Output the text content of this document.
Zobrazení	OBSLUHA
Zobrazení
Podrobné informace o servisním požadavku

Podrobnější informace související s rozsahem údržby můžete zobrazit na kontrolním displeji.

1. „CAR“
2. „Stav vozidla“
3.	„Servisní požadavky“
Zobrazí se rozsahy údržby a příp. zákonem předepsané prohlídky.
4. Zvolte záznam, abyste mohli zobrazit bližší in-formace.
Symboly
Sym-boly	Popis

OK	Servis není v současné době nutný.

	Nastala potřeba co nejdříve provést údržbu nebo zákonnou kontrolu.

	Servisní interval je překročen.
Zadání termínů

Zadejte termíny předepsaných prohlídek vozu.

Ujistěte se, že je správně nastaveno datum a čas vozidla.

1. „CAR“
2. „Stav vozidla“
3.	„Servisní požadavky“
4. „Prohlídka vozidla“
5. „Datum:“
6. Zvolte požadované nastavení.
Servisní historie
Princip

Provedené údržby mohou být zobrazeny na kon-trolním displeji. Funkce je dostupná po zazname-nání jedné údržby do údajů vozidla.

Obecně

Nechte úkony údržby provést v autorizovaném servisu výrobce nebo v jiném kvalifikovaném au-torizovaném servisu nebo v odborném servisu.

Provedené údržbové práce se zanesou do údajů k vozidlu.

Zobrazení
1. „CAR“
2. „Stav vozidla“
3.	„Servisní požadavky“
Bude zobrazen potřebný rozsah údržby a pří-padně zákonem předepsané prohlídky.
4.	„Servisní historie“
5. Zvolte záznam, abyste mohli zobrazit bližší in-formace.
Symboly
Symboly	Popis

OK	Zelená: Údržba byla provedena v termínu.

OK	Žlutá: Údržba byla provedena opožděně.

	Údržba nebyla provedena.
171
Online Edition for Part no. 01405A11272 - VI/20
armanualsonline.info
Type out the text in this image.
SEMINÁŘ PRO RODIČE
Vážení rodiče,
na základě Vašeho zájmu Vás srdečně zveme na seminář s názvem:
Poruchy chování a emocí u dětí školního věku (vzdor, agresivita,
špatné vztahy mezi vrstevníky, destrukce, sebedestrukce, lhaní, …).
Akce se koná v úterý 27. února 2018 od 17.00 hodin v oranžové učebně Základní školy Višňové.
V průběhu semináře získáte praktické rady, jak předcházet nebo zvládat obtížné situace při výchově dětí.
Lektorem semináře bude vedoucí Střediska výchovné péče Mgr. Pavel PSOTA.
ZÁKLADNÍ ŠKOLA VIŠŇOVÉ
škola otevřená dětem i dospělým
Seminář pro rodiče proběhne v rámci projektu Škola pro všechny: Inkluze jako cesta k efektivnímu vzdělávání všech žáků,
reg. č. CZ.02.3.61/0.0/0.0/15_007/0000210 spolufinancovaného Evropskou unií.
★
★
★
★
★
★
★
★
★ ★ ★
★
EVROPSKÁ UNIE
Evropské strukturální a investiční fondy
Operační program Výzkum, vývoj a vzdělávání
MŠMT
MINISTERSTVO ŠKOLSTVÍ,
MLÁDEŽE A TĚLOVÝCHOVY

EXERCISE:
Your task is to return, exactly and on their own, the lines from the one containing "Type out the text in this image." through the last line of the listing.

EXERCISE RESPONSE:
Type out the text in this image.
SEMINÁŘ PRO RODIČE
Vážení rodiče,
na základě Vašeho zájmu Vás srdečně zveme na seminář s názvem:
Poruchy chování a emocí u dětí školního věku (vzdor, agresivita,
špatné vztahy mezi vrstevníky, destrukce, sebedestrukce, lhaní, …).
Akce se koná v úterý 27. února 2018 od 17.00 hodin v oranžové učebně Základní školy Višňové.
V průběhu semináře získáte praktické rady, jak předcházet nebo zvládat obtížné situace při výchově dětí.
Lektorem semináře bude vedoucí Střediska výchovné péče Mgr. Pavel PSOTA.
ZÁKLADNÍ ŠKOLA VIŠŇOVÉ
škola otevřená dětem i dospělým
Seminář pro rodiče proběhne v rámci projektu Škola pro všechny: Inkluze jako cesta k efektivnímu vzdělávání všech žáků,
reg. č. CZ.02.3.61/0.0/0.0/15_007/0000210 spolufinancovaného Evropskou unií.
★
★
★
★
★
★
★
★
★ ★ ★
★
EVROPSKÁ UNIE
Evropské strukturální a investiční fondy
Operační program Výzkum, vývoj a vzdělávání
MŠMT
MINISTERSTVO ŠKOLSTVÍ,
MLÁDEŽE A TĚLOVÝCHOVY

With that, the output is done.